Note how many lines in the entries contain the string "stycznia", then give that number and nothing else.

Saved entries:
= = = = =

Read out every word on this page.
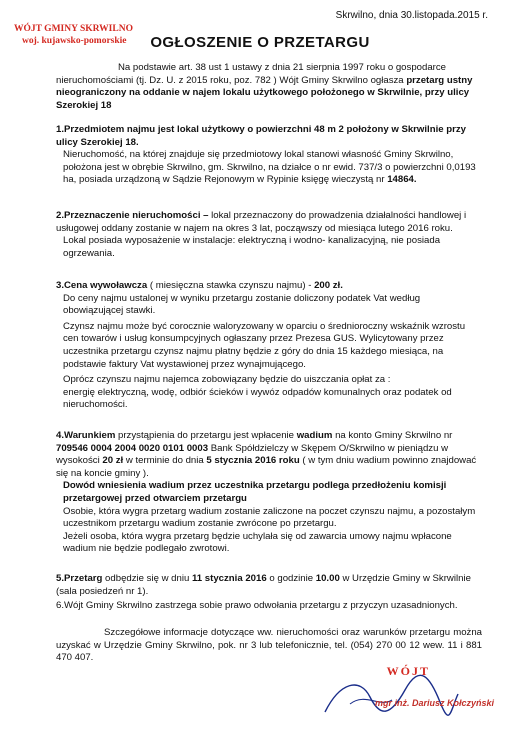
WÓJT GMINY SKRWILNO
woj. kujawsko-pomorskie
Skrwilno, dnia 30.listopada.2015 r.
OGŁOSZENIE O PRZETARGU
Na podstawie art. 38 ust 1 ustawy z dnia 21 sierpnia 1997 roku o gospodarce nieruchomościami (tj. Dz. U. z 2015 roku, poz. 782 ) Wójt Gminy Skrwilno ogłasza przetarg ustny nieograniczony na oddanie w najem lokalu użytkowego położonego w Skrwilnie, przy ulicy Szerokiej 18
1.Przedmiotem najmu jest lokal użytkowy o powierzchni 48 m 2 położony w Skrwilnie przy ulicy Szerokiej 18.
Nieruchomość, na której znajduje się przedmiotowy lokal stanowi własność Gminy Skrwilno, położona jest w obrębie Skrwilno, gm. Skrwilno, na działce o nr ewid. 737/3 o powierzchni 0,0193 ha, posiada urządzoną w Sądzie Rejonowym w Rypinie księgę wieczystą nr 14864.
2.Przeznaczenie nieruchomości – lokal przeznaczony do prowadzenia działalności handlowej i usługowej oddany zostanie w najem na okres 3 lat, począwszy od miesiąca lutego 2016 roku.
Lokal posiada wyposażenie w instalacje: elektryczną i wodno- kanalizacyjną, nie posiada ogrzewania.
3.Cena wywoławcza ( miesięczna stawka czynszu najmu) - 200 zł.
Do ceny najmu ustalonej w wyniku przetargu zostanie doliczony podatek Vat według obowiązującej stawki.
Czynsz najmu może być corocznie waloryzowany w oparciu o średnioroczny wskaźnik wzrostu cen towarów i usług konsumpcyjnych ogłaszany przez Prezesa GUS. Wylicytowany przez uczestnika przetargu czynsz najmu płatny będzie z góry do dnia 15 każdego miesiąca, na podstawie faktury Vat wystawionej przez wynajmującego.
Oprócz czynszu najmu najemca zobowiązany będzie do uiszczania opłat za :
energię elektryczną, wodę, odbiór ścieków i wywóz odpadów komunalnych oraz podatek od nieruchomości.
4.Warunkiem przystąpienia do przetargu jest wpłacenie wadium na konto Gminy Skrwilno nr 709546 0004 2004 0020 0101 0003 Bank Spółdzielczy w Skępem O/Skrwilno w pieniądzu w wysokości 20 zł w terminie do dnia 5 stycznia 2016 roku ( w tym dniu wadium powinno znajdować się na koncie gminy ).
Dowód wniesienia wadium przez uczestnika przetargu podlega przedłożeniu komisji przetargowej przed otwarciem przetargu
Osobie, która wygra przetarg wadium zostanie zaliczone na poczet czynszu najmu, a pozostałym uczestnikom przetargu wadium zostanie zwrócone po przetargu.
Jeżeli osoba, która wygra przetarg będzie uchylała się od zawarcia umowy najmu wpłacone wadium nie będzie podlegało zwrotowi.
5.Przetarg odbędzie się w dniu 11 stycznia 2016 o godzinie 10.00 w Urzędzie Gminy w Skrwilnie (sala posiedzeń nr 1).
6.Wójt Gminy Skrwilno zastrzega sobie prawo odwołania przetargu z przyczyn uzasadnionych.
Szczegółowe informacje dotyczące ww. nieruchomości oraz warunków przetargu można uzyskać w Urzędzie Gminy Skrwilno, pok. nr 3 lub telefonicznie, tel. (054) 270 00 12 wew. 11 i 881 470 407.
WÓJT
mgr inż. Dariusz Kołczyński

= = = = =

(WRITTEN ANSWER)
2